▶ Exercise details
For the entries that follow, tally the lines holding the string "Reclama". Give the total and nothing else.

─── Given information

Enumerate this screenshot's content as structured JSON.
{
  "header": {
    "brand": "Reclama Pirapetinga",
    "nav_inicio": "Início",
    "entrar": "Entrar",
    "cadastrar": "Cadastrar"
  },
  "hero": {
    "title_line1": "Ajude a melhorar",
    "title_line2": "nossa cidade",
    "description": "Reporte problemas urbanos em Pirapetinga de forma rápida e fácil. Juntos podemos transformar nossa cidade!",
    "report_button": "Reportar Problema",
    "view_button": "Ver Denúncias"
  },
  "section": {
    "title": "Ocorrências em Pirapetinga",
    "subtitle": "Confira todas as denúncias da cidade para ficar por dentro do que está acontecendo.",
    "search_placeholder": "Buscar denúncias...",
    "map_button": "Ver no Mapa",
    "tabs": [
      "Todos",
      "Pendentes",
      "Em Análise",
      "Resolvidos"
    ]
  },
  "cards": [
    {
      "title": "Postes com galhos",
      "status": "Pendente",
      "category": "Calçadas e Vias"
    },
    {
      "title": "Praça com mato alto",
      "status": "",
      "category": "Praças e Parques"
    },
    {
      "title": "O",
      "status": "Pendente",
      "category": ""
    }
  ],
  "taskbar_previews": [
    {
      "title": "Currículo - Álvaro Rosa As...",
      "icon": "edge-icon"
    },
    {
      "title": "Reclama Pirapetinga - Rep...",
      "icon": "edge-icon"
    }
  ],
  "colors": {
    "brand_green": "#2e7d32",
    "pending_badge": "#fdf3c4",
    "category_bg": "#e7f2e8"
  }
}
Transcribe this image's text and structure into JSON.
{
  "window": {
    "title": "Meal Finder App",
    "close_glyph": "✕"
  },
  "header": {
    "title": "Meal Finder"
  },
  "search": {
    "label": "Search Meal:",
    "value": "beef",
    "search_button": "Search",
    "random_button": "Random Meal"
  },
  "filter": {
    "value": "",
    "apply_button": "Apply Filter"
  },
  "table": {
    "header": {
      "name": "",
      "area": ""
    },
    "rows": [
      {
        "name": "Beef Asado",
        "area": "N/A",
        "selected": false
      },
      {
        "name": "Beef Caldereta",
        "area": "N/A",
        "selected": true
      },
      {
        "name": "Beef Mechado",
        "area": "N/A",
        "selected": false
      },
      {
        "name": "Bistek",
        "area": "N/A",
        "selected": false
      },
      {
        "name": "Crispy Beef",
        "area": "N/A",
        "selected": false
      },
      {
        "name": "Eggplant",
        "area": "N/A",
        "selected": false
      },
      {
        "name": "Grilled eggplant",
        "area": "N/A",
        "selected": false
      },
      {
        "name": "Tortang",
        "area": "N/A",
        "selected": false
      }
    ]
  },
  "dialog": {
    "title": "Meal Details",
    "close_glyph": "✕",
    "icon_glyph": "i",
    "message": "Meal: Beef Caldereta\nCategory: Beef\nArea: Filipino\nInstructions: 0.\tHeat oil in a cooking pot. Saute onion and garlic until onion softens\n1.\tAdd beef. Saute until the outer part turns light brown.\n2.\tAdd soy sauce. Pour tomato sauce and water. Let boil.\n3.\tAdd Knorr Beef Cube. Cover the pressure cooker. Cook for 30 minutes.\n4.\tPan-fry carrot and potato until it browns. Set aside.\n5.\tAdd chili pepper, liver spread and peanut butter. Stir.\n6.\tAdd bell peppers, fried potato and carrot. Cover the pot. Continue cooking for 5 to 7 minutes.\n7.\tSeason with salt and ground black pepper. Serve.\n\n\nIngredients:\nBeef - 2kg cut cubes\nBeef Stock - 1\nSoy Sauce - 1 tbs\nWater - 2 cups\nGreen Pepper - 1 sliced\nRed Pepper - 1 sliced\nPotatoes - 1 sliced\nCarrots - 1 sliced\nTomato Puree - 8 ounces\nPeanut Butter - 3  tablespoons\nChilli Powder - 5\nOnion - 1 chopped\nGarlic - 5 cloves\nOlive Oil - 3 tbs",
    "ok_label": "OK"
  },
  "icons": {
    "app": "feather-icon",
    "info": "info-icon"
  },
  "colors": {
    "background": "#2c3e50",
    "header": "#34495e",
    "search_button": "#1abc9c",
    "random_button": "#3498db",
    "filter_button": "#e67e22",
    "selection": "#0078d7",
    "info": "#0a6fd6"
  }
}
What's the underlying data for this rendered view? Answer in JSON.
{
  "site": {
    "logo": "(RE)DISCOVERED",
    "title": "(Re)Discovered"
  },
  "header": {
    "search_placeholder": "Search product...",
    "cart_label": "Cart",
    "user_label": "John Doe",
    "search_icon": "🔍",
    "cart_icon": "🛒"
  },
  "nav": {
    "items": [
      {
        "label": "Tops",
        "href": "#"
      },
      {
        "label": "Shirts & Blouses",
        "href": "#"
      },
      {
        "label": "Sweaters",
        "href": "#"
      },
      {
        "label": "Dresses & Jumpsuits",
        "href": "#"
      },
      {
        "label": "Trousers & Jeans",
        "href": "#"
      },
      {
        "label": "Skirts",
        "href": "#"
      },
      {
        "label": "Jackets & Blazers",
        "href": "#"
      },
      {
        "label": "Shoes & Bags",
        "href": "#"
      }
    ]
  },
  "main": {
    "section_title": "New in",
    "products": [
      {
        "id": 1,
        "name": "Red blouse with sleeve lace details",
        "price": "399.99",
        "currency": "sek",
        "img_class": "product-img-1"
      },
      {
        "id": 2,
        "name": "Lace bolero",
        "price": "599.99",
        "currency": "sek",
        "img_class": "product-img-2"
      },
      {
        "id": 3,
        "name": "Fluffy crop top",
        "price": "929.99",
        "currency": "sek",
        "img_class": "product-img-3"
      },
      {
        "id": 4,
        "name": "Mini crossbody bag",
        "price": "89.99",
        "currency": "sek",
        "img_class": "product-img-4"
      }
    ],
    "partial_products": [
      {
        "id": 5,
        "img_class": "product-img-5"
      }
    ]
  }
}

──────

▶ Answer below
2